_SET EXERCISE_. Repeat the listing below in full, exactly as it stands.

———

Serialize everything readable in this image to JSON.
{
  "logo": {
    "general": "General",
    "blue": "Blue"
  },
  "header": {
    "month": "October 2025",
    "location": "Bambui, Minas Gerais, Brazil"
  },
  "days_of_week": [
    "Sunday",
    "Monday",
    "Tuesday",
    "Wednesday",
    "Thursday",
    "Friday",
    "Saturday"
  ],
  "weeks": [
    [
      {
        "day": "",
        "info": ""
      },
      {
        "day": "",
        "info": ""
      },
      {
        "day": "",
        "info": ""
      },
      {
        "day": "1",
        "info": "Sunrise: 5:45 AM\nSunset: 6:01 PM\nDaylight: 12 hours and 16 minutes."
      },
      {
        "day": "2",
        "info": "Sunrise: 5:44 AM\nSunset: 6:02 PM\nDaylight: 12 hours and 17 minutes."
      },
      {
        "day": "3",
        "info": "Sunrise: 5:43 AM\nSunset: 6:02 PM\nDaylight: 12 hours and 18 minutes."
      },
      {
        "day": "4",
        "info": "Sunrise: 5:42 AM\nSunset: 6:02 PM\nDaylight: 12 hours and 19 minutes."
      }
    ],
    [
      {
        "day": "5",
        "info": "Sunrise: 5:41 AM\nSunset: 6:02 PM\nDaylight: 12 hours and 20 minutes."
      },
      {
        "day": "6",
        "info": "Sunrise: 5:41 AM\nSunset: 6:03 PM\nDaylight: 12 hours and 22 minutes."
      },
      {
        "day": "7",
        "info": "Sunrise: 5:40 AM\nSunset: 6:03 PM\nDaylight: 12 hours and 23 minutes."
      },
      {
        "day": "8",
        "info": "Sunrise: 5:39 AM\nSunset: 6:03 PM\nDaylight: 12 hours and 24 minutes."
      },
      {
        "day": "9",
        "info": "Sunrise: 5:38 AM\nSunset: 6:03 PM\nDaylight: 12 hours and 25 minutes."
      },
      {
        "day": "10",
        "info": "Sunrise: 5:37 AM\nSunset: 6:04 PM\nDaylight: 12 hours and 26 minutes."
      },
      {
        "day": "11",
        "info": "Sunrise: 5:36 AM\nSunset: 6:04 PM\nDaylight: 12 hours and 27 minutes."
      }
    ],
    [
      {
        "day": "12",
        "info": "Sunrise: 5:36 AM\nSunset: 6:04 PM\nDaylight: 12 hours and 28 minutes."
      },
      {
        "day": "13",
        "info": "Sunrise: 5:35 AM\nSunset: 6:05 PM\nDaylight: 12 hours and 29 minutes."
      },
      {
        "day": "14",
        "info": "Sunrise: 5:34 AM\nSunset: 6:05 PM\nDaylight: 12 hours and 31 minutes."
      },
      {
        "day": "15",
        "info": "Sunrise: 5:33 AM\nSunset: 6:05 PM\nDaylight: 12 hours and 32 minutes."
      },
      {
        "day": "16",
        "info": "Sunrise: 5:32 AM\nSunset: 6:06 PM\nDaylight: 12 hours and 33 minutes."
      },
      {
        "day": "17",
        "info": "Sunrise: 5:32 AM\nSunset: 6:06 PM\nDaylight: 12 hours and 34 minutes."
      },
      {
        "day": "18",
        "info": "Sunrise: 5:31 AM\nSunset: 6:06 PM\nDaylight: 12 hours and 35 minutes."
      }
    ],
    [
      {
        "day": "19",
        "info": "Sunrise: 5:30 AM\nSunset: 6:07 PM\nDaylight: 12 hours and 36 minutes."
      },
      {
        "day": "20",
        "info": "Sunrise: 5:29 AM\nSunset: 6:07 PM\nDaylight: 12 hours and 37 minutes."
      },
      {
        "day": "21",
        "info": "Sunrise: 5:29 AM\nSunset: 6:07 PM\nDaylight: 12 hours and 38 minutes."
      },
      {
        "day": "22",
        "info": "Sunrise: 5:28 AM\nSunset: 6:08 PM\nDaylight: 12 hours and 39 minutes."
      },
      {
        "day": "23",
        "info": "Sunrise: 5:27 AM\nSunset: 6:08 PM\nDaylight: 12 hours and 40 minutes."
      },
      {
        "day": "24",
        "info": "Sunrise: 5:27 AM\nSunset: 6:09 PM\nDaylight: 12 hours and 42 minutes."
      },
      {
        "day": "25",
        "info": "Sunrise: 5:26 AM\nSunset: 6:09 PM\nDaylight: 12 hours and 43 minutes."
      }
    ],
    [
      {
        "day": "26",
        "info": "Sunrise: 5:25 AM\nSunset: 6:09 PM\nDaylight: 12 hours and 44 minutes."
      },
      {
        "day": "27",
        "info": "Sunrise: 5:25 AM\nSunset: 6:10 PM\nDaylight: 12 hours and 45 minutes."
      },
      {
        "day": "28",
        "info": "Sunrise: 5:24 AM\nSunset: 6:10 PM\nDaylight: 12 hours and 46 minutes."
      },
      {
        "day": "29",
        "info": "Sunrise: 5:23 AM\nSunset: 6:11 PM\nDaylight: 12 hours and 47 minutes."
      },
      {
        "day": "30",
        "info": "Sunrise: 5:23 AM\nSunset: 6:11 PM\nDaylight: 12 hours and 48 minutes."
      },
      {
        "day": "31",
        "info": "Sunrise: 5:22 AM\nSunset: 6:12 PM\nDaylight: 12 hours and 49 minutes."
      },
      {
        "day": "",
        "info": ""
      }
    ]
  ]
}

———

_FULL SOLUTION_.
Serialize everything readable in this image to JSON.
{
  "logo": {
    "general": "General",
    "blue": "Blue"
  },
  "header": {
    "month": "October 2025",
    "location": "Bambui, Minas Gerais, Brazil"
  },
  "days_of_week": [
    "Sunday",
    "Monday",
    "Tuesday",
    "Wednesday",
    "Thursday",
    "Friday",
    "Saturday"
  ],
  "weeks": [
    [
      {
        "day": "",
        "info": ""
      },
      {
        "day": "",
        "info": ""
      },
      {
        "day": "",
        "info": ""
      },
      {
        "day": "1",
        "info": "Sunrise: 5:45 AM\nSunset: 6:01 PM\nDaylight: 12 hours and 16 minutes."
      },
      {
        "day": "2",
        "info": "Sunrise: 5:44 AM\nSunset: 6:02 PM\nDaylight: 12 hours and 17 minutes."
      },
      {
        "day": "3",
        "info": "Sunrise: 5:43 AM\nSunset: 6:02 PM\nDaylight: 12 hours and 18 minutes."
      },
      {
        "day": "4",
        "info": "Sunrise: 5:42 AM\nSunset: 6:02 PM\nDaylight: 12 hours and 19 minutes."
      }
    ],
    [
      {
        "day": "5",
        "info": "Sunrise: 5:41 AM\nSunset: 6:02 PM\nDaylight: 12 hours and 20 minutes."
      },
      {
        "day": "6",
        "info": "Sunrise: 5:41 AM\nSunset: 6:03 PM\nDaylight: 12 hours and 22 minutes."
      },
      {
        "day": "7",
        "info": "Sunrise: 5:40 AM\nSunset: 6:03 PM\nDaylight: 12 hours and 23 minutes."
      },
      {
        "day": "8",
        "info": "Sunrise: 5:39 AM\nSunset: 6:03 PM\nDaylight: 12 hours and 24 minutes."
      },
      {
        "day": "9",
        "info": "Sunrise: 5:38 AM\nSunset: 6:03 PM\nDaylight: 12 hours and 25 minutes."
      },
      {
        "day": "10",
        "info": "Sunrise: 5:37 AM\nSunset: 6:04 PM\nDaylight: 12 hours and 26 minutes."
      },
      {
        "day": "11",
        "info": "Sunrise: 5:36 AM\nSunset: 6:04 PM\nDaylight: 12 hours and 27 minutes."
      }
    ],
    [
      {
        "day": "12",
        "info": "Sunrise: 5:36 AM\nSunset: 6:04 PM\nDaylight: 12 hours and 28 minutes."
      },
      {
        "day": "13",
        "info": "Sunrise: 5:35 AM\nSunset: 6:05 PM\nDaylight: 12 hours and 29 minutes."
      },
      {
        "day": "14",
        "info": "Sunrise: 5:34 AM\nSunset: 6:05 PM\nDaylight: 12 hours and 31 minutes."
      },
      {
        "day": "15",
        "info": "Sunrise: 5:33 AM\nSunset: 6:05 PM\nDaylight: 12 hours and 32 minutes."
      },
      {
        "day": "16",
        "info": "Sunrise: 5:32 AM\nSunset: 6:06 PM\nDaylight: 12 hours and 33 minutes."
      },
      {
        "day": "17",
        "info": "Sunrise: 5:32 AM\nSunset: 6:06 PM\nDaylight: 12 hours and 34 minutes."
      },
      {
        "day": "18",
        "info": "Sunrise: 5:31 AM\nSunset: 6:06 PM\nDaylight: 12 hours and 35 minutes."
      }
    ],
    [
      {
        "day": "19",
        "info": "Sunrise: 5:30 AM\nSunset: 6:07 PM\nDaylight: 12 hours and 36 minutes."
      },
      {
        "day": "20",
        "info": "Sunrise: 5:29 AM\nSunset: 6:07 PM\nDaylight: 12 hours and 37 minutes."
      },
      {
        "day": "21",
        "info": "Sunrise: 5:29 AM\nSunset: 6:07 PM\nDaylight: 12 hours and 38 minutes."
      },
      {
        "day": "22",
        "info": "Sunrise: 5:28 AM\nSunset: 6:08 PM\nDaylight: 12 hours and 39 minutes."
      },
      {
        "day": "23",
        "info": "Sunrise: 5:27 AM\nSunset: 6:08 PM\nDaylight: 12 hours and 40 minutes."
      },
      {
        "day": "24",
        "info": "Sunrise: 5:27 AM\nSunset: 6:09 PM\nDaylight: 12 hours and 42 minutes."
      },
      {
        "day": "25",
        "info": "Sunrise: 5:26 AM\nSunset: 6:09 PM\nDaylight: 12 hours and 43 minutes."
      }
    ],
    [
      {
        "day": "26",
        "info": "Sunrise: 5:25 AM\nSunset: 6:09 PM\nDaylight: 12 hours and 44 minutes."
      },
      {
        "day": "27",
        "info": "Sunrise: 5:25 AM\nSunset: 6:10 PM\nDaylight: 12 hours and 45 minutes."
      },
      {
        "day": "28",
        "info": "Sunrise: 5:24 AM\nSunset: 6:10 PM\nDaylight: 12 hours and 46 minutes."
      },
      {
        "day": "29",
        "info": "Sunrise: 5:23 AM\nSunset: 6:11 PM\nDaylight: 12 hours and 47 minutes."
      },
      {
        "day": "30",
        "info": "Sunrise: 5:23 AM\nSunset: 6:11 PM\nDaylight: 12 hours and 48 minutes."
      },
      {
        "day": "31",
        "info": "Sunrise: 5:22 AM\nSunset: 6:12 PM\nDaylight: 12 hours and 49 minutes."
      },
      {
        "day": "",
        "info": ""
      }
    ]
  ]
}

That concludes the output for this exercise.